-- begin Input records --

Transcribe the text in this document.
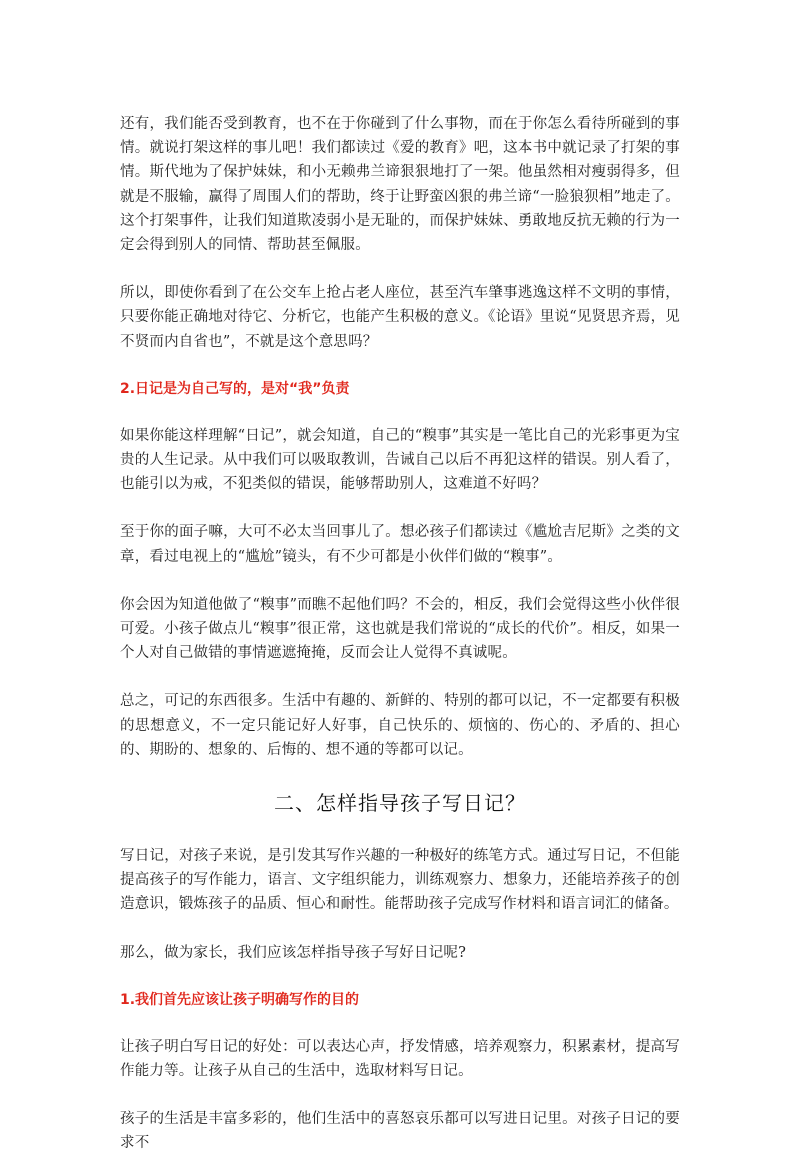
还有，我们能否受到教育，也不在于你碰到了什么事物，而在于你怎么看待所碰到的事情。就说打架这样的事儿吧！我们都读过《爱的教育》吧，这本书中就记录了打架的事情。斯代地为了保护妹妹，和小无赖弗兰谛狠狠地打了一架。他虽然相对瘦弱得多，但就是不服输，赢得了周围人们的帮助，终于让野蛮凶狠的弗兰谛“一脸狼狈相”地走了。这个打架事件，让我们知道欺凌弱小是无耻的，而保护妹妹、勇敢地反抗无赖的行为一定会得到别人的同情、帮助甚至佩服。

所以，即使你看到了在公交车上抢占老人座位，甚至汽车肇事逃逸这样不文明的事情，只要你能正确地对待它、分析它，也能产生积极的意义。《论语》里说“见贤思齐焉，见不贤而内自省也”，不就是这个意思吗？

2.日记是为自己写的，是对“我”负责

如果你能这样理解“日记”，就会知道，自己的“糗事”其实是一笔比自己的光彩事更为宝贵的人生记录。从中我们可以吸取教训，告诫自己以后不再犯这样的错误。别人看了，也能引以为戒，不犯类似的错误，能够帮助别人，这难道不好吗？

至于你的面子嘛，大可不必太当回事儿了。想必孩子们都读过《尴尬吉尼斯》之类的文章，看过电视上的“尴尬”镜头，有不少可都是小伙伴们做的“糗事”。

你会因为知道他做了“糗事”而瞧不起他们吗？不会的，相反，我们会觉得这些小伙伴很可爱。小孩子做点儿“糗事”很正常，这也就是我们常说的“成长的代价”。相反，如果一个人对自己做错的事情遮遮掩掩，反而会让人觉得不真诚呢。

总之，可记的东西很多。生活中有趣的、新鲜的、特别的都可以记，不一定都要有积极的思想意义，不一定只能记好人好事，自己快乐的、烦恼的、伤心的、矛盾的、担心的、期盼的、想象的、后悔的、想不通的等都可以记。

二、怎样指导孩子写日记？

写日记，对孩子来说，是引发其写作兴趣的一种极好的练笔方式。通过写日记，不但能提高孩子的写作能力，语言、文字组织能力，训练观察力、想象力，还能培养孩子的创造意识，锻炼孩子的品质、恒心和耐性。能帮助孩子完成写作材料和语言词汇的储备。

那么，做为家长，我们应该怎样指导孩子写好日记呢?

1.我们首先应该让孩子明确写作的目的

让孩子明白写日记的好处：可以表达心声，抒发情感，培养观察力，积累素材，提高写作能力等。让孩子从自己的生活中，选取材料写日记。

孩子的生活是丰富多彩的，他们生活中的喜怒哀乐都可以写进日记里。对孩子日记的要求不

-- end Input records --
-- begin Input records --

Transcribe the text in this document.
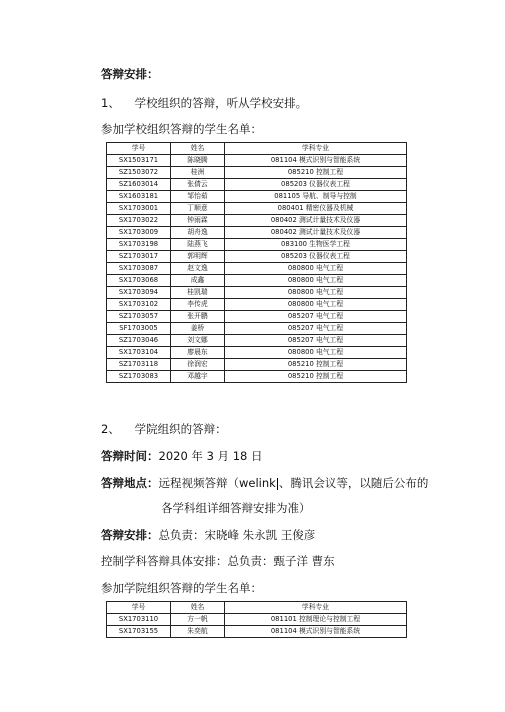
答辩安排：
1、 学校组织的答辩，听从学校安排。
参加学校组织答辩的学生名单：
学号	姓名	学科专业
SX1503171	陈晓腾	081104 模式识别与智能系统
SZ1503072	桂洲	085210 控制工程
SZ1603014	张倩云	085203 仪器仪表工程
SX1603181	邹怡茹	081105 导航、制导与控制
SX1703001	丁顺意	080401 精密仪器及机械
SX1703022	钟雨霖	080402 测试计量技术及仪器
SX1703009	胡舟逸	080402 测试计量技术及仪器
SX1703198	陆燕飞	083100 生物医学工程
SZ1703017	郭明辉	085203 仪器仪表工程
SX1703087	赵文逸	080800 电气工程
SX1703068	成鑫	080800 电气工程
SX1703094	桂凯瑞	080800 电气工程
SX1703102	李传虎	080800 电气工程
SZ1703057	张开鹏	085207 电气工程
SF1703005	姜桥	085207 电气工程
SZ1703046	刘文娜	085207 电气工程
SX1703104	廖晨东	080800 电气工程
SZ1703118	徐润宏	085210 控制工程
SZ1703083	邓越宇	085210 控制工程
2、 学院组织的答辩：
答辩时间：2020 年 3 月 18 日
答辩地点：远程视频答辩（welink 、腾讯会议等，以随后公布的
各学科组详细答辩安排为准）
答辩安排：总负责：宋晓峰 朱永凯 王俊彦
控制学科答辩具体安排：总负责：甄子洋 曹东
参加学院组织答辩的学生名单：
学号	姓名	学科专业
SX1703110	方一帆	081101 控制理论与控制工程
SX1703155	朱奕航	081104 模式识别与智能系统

-- end Input records --

What the task asks: Select every line of the records holding the string "仪器仪表工程".

Task response:
SZ1603014	张倩云	085203 仪器仪表工程
SZ1703017	郭明辉	085203 仪器仪表工程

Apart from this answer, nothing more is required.